Stored records
**********

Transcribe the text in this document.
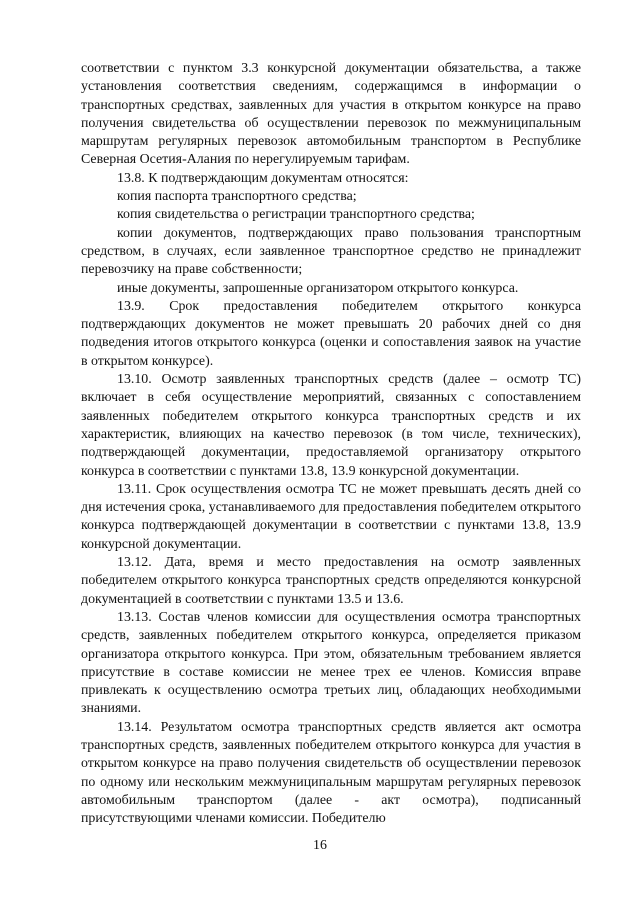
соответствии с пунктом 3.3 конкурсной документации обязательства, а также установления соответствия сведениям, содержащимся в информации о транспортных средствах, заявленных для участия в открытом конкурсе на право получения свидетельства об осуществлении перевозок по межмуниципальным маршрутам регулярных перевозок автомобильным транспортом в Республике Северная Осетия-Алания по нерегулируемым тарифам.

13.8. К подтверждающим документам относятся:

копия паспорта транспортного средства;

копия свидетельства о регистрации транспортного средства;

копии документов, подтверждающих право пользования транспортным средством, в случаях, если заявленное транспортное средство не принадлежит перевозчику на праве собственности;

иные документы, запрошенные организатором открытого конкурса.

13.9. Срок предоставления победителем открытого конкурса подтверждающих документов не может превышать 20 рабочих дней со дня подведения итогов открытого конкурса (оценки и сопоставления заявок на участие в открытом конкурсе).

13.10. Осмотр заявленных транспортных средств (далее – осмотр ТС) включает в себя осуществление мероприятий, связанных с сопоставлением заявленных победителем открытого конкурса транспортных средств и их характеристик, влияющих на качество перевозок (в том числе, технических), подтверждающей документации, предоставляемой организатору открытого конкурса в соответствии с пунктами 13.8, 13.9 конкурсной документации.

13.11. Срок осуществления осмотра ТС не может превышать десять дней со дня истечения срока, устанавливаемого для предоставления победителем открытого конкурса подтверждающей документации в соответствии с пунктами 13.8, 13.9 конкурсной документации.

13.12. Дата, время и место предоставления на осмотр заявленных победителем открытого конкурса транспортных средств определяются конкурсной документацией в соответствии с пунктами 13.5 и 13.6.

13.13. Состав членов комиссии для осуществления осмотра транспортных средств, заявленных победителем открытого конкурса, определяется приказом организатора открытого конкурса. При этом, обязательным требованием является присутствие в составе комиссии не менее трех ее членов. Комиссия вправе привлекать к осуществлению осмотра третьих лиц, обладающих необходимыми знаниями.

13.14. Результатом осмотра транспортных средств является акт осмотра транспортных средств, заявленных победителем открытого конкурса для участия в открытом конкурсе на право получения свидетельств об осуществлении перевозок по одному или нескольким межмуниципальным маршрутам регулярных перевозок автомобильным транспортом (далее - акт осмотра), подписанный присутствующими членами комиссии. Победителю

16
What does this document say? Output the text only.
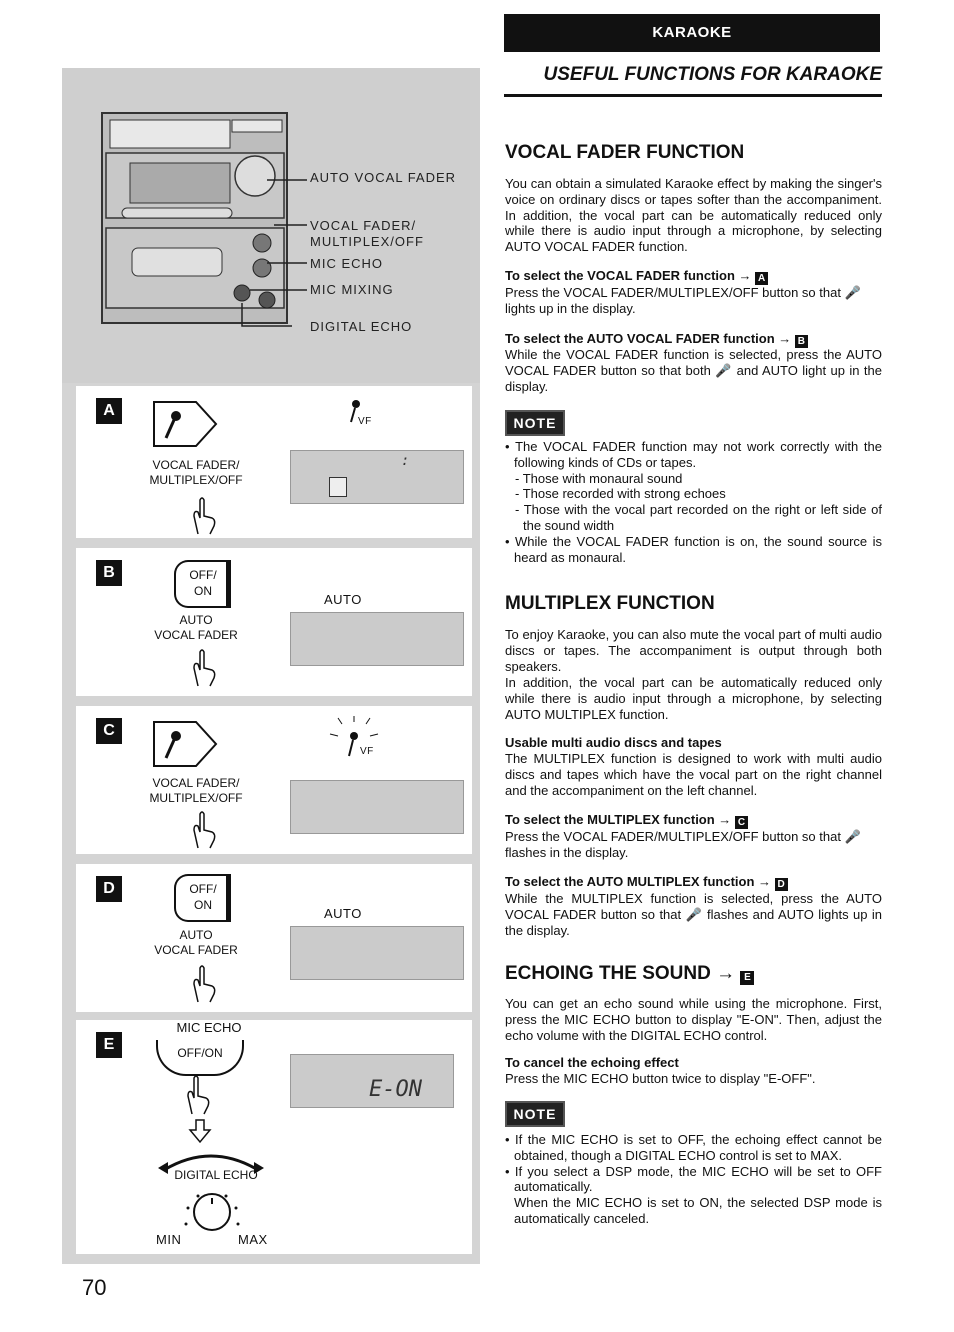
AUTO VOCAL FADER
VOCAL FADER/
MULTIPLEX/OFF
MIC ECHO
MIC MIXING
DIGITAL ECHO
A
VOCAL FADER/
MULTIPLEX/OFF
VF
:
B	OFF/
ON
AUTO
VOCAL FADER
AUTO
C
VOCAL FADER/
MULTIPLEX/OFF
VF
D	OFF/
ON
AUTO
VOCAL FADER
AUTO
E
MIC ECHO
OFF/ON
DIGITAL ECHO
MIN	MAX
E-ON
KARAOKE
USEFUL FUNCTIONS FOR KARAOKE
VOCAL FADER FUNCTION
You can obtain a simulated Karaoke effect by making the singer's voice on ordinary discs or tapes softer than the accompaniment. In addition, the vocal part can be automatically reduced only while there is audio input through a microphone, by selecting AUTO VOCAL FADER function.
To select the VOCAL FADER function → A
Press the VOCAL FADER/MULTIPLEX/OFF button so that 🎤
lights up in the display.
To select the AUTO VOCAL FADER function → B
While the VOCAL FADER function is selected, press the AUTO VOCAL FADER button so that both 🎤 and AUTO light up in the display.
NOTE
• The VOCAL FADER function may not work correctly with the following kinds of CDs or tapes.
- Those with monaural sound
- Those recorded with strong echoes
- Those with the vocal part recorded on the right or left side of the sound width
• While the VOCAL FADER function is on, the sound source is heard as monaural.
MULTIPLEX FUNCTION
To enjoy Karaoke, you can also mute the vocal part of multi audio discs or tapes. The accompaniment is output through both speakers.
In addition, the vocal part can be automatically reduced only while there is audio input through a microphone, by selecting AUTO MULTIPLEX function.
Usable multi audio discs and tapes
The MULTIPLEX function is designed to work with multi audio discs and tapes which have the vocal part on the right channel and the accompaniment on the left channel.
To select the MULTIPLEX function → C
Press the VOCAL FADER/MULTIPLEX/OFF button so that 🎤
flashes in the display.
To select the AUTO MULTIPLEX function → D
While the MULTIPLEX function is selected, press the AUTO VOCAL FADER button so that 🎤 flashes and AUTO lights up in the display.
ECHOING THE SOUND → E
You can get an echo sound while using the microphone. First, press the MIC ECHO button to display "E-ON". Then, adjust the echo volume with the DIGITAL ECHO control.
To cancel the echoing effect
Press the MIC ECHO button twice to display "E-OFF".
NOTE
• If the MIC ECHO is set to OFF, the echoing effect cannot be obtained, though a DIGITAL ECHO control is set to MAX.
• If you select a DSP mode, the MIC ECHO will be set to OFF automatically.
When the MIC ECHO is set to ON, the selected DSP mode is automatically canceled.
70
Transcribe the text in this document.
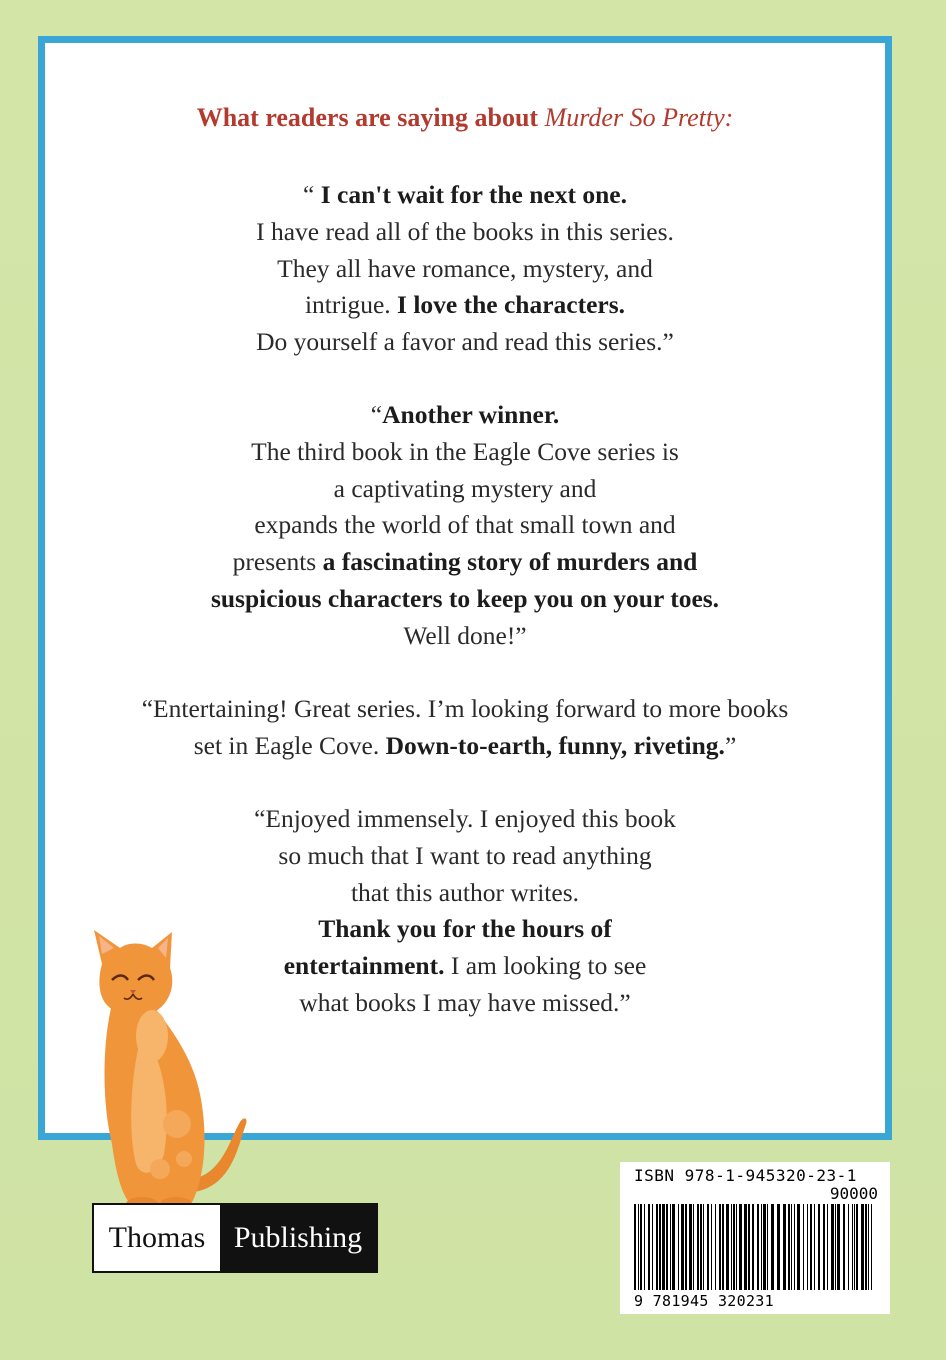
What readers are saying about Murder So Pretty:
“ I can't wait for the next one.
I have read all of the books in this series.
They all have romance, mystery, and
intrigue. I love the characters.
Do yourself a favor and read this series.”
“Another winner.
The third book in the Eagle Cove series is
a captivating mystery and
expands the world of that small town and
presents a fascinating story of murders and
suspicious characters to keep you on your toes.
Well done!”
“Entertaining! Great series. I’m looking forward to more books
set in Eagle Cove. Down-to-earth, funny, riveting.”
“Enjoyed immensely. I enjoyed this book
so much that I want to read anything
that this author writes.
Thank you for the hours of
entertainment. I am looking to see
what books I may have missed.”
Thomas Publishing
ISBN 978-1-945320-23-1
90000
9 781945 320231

**********

**EXERCISE AIM**
Leave out the pictures and copy everything else in the records word for word.

**RIGHT ANSWER**
Transcribe the text in this document.
соответствии с пунктом 3.3 конкурсной документации обязательства, а также установления соответствия сведениям, содержащимся в информации о транспортных средствах, заявленных для участия в открытом конкурсе на право получения свидетельства об осуществлении перевозок по межмуниципальным маршрутам регулярных перевозок автомобильным транспортом в Республике Северная Осетия-Алания по нерегулируемым тарифам.

13.8. К подтверждающим документам относятся:

копия паспорта транспортного средства;

копия свидетельства о регистрации транспортного средства;

копии документов, подтверждающих право пользования транспортным средством, в случаях, если заявленное транспортное средство не принадлежит перевозчику на праве собственности;

иные документы, запрошенные организатором открытого конкурса.

13.9. Срок предоставления победителем открытого конкурса подтверждающих документов не может превышать 20 рабочих дней со дня подведения итогов открытого конкурса (оценки и сопоставления заявок на участие в открытом конкурсе).

13.10. Осмотр заявленных транспортных средств (далее – осмотр ТС) включает в себя осуществление мероприятий, связанных с сопоставлением заявленных победителем открытого конкурса транспортных средств и их характеристик, влияющих на качество перевозок (в том числе, технических), подтверждающей документации, предоставляемой организатору открытого конкурса в соответствии с пунктами 13.8, 13.9 конкурсной документации.

13.11. Срок осуществления осмотра ТС не может превышать десять дней со дня истечения срока, устанавливаемого для предоставления победителем открытого конкурса подтверждающей документации в соответствии с пунктами 13.8, 13.9 конкурсной документации.

13.12. Дата, время и место предоставления на осмотр заявленных победителем открытого конкурса транспортных средств определяются конкурсной документацией в соответствии с пунктами 13.5 и 13.6.

13.13. Состав членов комиссии для осуществления осмотра транспортных средств, заявленных победителем открытого конкурса, определяется приказом организатора открытого конкурса. При этом, обязательным требованием является присутствие в составе комиссии не менее трех ее членов. Комиссия вправе привлекать к осуществлению осмотра третьих лиц, обладающих необходимыми знаниями.

13.14. Результатом осмотра транспортных средств является акт осмотра транспортных средств, заявленных победителем открытого конкурса для участия в открытом конкурсе на право получения свидетельств об осуществлении перевозок по одному или нескольким межмуниципальным маршрутам регулярных перевозок автомобильным транспортом (далее - акт осмотра), подписанный присутствующими членами комиссии. Победителю

16
What does this document say? Output the text only.
AUTO VOCAL FADER
VOCAL FADER/
MULTIPLEX/OFF
MIC ECHO
MIC MIXING
DIGITAL ECHO
A
VOCAL FADER/
MULTIPLEX/OFF
VF
:
B	OFF/
ON
AUTO
VOCAL FADER
AUTO
C
VOCAL FADER/
MULTIPLEX/OFF
VF
D	OFF/
ON
AUTO
VOCAL FADER
AUTO
E
MIC ECHO
OFF/ON
DIGITAL ECHO
MIN	MAX
E-ON
KARAOKE
USEFUL FUNCTIONS FOR KARAOKE
VOCAL FADER FUNCTION
You can obtain a simulated Karaoke effect by making the singer's voice on ordinary discs or tapes softer than the accompaniment. In addition, the vocal part can be automatically reduced only while there is audio input through a microphone, by selecting AUTO VOCAL FADER function.
To select the VOCAL FADER function → A
Press the VOCAL FADER/MULTIPLEX/OFF button so that 🎤
lights up in the display.
To select the AUTO VOCAL FADER function → B
While the VOCAL FADER function is selected, press the AUTO VOCAL FADER button so that both 🎤 and AUTO light up in the display.
NOTE
• The VOCAL FADER function may not work correctly with the following kinds of CDs or tapes.
- Those with monaural sound
- Those recorded with strong echoes
- Those with the vocal part recorded on the right or left side of the sound width
• While the VOCAL FADER function is on, the sound source is heard as monaural.
MULTIPLEX FUNCTION
To enjoy Karaoke, you can also mute the vocal part of multi audio discs or tapes. The accompaniment is output through both speakers.
In addition, the vocal part can be automatically reduced only while there is audio input through a microphone, by selecting AUTO MULTIPLEX function.
Usable multi audio discs and tapes
The MULTIPLEX function is designed to work with multi audio discs and tapes which have the vocal part on the right channel and the accompaniment on the left channel.
To select the MULTIPLEX function → C
Press the VOCAL FADER/MULTIPLEX/OFF button so that 🎤
flashes in the display.
To select the AUTO MULTIPLEX function → D
While the MULTIPLEX function is selected, press the AUTO VOCAL FADER button so that 🎤 flashes and AUTO lights up in the display.
ECHOING THE SOUND → E
You can get an echo sound while using the microphone. First, press the MIC ECHO button to display "E-ON". Then, adjust the echo volume with the DIGITAL ECHO control.
To cancel the echoing effect
Press the MIC ECHO button twice to display "E-OFF".
NOTE
• If the MIC ECHO is set to OFF, the echoing effect cannot be obtained, though a DIGITAL ECHO control is set to MAX.
• If you select a DSP mode, the MIC ECHO will be set to OFF automatically.
When the MIC ECHO is set to ON, the selected DSP mode is automatically canceled.
70
Transcribe the text in this document.
What readers are saying about Murder So Pretty:
“ I can't wait for the next one.
I have read all of the books in this series.
They all have romance, mystery, and
intrigue. I love the characters.
Do yourself a favor and read this series.”
“Another winner.
The third book in the Eagle Cove series is
a captivating mystery and
expands the world of that small town and
presents a fascinating story of murders and
suspicious characters to keep you on your toes.
Well done!”
“Entertaining! Great series. I’m looking forward to more books
set in Eagle Cove. Down-to-earth, funny, riveting.”
“Enjoyed immensely. I enjoyed this book
so much that I want to read anything
that this author writes.
Thank you for the hours of
entertainment. I am looking to see
what books I may have missed.”
Thomas Publishing
ISBN 978-1-945320-23-1
90000
9 781945 320231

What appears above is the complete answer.